* Exercise details:
Print exactly the lines from the line with "Transcribe this image's" to the last line of the data, please, both included.
:: Provided records ::
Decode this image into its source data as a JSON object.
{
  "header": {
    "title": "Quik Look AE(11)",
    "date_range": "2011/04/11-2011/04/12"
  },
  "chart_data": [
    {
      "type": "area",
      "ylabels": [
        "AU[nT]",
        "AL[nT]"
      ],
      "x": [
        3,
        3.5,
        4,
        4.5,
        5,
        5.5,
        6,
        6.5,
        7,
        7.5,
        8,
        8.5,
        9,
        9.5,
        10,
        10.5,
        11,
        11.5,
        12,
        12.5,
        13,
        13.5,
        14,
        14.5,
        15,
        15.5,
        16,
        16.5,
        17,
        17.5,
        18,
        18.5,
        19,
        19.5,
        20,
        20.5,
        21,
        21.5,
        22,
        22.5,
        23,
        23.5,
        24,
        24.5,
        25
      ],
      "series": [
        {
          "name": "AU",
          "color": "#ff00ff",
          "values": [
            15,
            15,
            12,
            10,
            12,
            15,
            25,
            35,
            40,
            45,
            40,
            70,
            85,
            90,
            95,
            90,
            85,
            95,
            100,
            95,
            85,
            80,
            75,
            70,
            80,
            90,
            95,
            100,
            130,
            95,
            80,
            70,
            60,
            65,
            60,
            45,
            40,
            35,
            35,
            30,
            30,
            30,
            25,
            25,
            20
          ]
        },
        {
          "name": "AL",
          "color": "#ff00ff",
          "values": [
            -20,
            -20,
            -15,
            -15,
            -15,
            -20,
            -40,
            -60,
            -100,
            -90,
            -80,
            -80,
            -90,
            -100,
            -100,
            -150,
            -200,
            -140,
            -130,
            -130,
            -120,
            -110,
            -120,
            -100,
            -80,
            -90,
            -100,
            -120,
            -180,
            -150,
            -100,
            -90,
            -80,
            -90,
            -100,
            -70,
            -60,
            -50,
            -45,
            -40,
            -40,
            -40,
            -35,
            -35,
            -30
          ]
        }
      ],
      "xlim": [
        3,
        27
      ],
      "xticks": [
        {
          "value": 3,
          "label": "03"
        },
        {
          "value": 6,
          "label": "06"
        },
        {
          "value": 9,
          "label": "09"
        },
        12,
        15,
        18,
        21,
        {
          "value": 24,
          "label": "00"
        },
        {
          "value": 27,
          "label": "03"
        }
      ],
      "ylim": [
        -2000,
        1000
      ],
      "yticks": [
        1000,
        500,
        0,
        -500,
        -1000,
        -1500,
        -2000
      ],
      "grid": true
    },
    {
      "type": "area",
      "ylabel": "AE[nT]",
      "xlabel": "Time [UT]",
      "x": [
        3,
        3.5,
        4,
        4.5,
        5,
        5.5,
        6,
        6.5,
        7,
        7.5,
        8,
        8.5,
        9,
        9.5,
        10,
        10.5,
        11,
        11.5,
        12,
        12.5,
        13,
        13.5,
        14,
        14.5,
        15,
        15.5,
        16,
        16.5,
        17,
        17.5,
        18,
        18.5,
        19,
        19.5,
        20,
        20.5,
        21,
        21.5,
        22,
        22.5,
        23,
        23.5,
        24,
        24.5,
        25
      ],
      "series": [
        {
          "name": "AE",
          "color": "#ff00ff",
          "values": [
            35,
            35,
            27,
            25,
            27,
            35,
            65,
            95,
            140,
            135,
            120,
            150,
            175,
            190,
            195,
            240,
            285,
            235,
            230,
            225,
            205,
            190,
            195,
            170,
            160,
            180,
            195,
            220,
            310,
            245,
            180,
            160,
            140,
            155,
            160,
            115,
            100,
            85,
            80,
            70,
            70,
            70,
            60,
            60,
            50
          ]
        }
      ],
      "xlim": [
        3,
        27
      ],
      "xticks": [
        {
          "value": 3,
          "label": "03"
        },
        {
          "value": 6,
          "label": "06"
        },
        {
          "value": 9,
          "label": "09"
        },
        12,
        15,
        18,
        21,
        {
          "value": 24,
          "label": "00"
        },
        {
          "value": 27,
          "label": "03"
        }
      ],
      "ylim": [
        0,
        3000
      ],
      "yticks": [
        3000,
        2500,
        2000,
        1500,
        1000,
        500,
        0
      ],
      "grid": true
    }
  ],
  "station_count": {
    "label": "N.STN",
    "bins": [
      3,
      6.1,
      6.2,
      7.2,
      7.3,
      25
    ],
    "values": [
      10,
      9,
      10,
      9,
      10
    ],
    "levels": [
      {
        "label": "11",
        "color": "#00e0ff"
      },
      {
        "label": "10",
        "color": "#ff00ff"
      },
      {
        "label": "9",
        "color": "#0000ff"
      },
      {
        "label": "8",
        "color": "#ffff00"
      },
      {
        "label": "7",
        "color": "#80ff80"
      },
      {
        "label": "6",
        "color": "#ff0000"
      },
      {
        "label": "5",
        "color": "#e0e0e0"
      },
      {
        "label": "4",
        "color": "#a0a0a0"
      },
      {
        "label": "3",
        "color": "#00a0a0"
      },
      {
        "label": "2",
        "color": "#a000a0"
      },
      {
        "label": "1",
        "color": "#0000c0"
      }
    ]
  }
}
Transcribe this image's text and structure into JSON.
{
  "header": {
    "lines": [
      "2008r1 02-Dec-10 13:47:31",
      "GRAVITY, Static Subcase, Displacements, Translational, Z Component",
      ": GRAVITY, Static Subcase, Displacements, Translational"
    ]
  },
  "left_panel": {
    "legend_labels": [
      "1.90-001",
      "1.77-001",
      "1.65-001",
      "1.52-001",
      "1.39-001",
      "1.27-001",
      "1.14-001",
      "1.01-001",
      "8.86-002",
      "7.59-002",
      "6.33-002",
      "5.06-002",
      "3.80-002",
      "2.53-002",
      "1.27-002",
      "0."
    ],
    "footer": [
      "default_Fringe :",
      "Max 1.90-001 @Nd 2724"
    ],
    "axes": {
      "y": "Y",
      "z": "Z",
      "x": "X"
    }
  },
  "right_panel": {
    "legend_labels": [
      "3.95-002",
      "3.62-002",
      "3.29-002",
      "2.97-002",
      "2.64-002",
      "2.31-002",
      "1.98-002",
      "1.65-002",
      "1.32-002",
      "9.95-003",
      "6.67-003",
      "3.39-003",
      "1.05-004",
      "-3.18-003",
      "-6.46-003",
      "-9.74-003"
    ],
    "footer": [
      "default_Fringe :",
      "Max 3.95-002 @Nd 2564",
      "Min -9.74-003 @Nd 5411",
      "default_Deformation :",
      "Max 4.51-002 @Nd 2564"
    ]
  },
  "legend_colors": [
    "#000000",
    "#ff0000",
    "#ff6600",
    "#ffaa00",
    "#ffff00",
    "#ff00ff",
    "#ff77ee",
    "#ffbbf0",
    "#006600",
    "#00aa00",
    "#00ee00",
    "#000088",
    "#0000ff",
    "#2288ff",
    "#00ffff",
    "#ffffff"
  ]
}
:::
* Result for this task:
Transcribe this image's text and structure into JSON.
{
  "header": {
    "lines": [
      "2008r1 02-Dec-10 13:47:31",
      "GRAVITY, Static Subcase, Displacements, Translational, Z Component",
      ": GRAVITY, Static Subcase, Displacements, Translational"
    ]
  },
  "left_panel": {
    "legend_labels": [
      "1.90-001",
      "1.77-001",
      "1.65-001",
      "1.52-001",
      "1.39-001",
      "1.27-001",
      "1.14-001",
      "1.01-001",
      "8.86-002",
      "7.59-002",
      "6.33-002",
      "5.06-002",
      "3.80-002",
      "2.53-002",
      "1.27-002",
      "0."
    ],
    "footer": [
      "default_Fringe :",
      "Max 1.90-001 @Nd 2724"
    ],
    "axes": {
      "y": "Y",
      "z": "Z",
      "x": "X"
    }
  },
  "right_panel": {
    "legend_labels": [
      "3.95-002",
      "3.62-002",
      "3.29-002",
      "2.97-002",
      "2.64-002",
      "2.31-002",
      "1.98-002",
      "1.65-002",
      "1.32-002",
      "9.95-003",
      "6.67-003",
      "3.39-003",
      "1.05-004",
      "-3.18-003",
      "-6.46-003",
      "-9.74-003"
    ],
    "footer": [
      "default_Fringe :",
      "Max 3.95-002 @Nd 2564",
      "Min -9.74-003 @Nd 5411",
      "default_Deformation :",
      "Max 4.51-002 @Nd 2564"
    ]
  },
  "legend_colors": [
    "#000000",
    "#ff0000",
    "#ff6600",
    "#ffaa00",
    "#ffff00",
    "#ff00ff",
    "#ff77ee",
    "#ffbbf0",
    "#006600",
    "#00aa00",
    "#00ee00",
    "#000088",
    "#0000ff",
    "#2288ff",
    "#00ffff",
    "#ffffff"
  ]
}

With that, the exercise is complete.